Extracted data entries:
========================================
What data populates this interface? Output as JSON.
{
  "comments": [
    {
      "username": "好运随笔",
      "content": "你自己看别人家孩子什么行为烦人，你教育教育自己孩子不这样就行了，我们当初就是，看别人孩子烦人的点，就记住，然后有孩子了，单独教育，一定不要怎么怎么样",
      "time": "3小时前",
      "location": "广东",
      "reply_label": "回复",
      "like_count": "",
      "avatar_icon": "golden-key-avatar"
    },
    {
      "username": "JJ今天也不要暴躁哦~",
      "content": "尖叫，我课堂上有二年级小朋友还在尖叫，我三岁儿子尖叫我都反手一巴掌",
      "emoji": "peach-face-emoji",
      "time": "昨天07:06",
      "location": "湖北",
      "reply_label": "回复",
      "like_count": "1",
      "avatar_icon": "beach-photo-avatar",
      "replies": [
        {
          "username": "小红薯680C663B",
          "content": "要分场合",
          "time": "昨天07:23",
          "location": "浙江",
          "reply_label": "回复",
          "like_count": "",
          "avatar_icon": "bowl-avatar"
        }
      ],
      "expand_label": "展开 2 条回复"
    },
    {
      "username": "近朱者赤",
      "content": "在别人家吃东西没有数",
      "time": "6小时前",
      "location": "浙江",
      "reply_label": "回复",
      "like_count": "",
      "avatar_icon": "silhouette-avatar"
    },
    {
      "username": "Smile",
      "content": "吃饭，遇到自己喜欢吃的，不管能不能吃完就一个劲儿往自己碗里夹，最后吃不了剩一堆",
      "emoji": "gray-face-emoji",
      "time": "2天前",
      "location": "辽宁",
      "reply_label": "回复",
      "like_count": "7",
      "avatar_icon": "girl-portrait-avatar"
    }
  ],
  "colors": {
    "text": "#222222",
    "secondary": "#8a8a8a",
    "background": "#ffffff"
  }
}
========================================
◆ **Problem to work on**
Each record above should be output again exactly.

◆ **Answer to this exercise**
What data populates this interface? Output as JSON.
{
  "comments": [
    {
      "username": "好运随笔",
      "content": "你自己看别人家孩子什么行为烦人，你教育教育自己孩子不这样就行了，我们当初就是，看别人孩子烦人的点，就记住，然后有孩子了，单独教育，一定不要怎么怎么样",
      "time": "3小时前",
      "location": "广东",
      "reply_label": "回复",
      "like_count": "",
      "avatar_icon": "golden-key-avatar"
    },
    {
      "username": "JJ今天也不要暴躁哦~",
      "content": "尖叫，我课堂上有二年级小朋友还在尖叫，我三岁儿子尖叫我都反手一巴掌",
      "emoji": "peach-face-emoji",
      "time": "昨天07:06",
      "location": "湖北",
      "reply_label": "回复",
      "like_count": "1",
      "avatar_icon": "beach-photo-avatar",
      "replies": [
        {
          "username": "小红薯680C663B",
          "content": "要分场合",
          "time": "昨天07:23",
          "location": "浙江",
          "reply_label": "回复",
          "like_count": "",
          "avatar_icon": "bowl-avatar"
        }
      ],
      "expand_label": "展开 2 条回复"
    },
    {
      "username": "近朱者赤",
      "content": "在别人家吃东西没有数",
      "time": "6小时前",
      "location": "浙江",
      "reply_label": "回复",
      "like_count": "",
      "avatar_icon": "silhouette-avatar"
    },
    {
      "username": "Smile",
      "content": "吃饭，遇到自己喜欢吃的，不管能不能吃完就一个劲儿往自己碗里夹，最后吃不了剩一堆",
      "emoji": "gray-face-emoji",
      "time": "2天前",
      "location": "辽宁",
      "reply_label": "回复",
      "like_count": "7",
      "avatar_icon": "girl-portrait-avatar"
    }
  ],
  "colors": {
    "text": "#222222",
    "secondary": "#8a8a8a",
    "background": "#ffffff"
  }
}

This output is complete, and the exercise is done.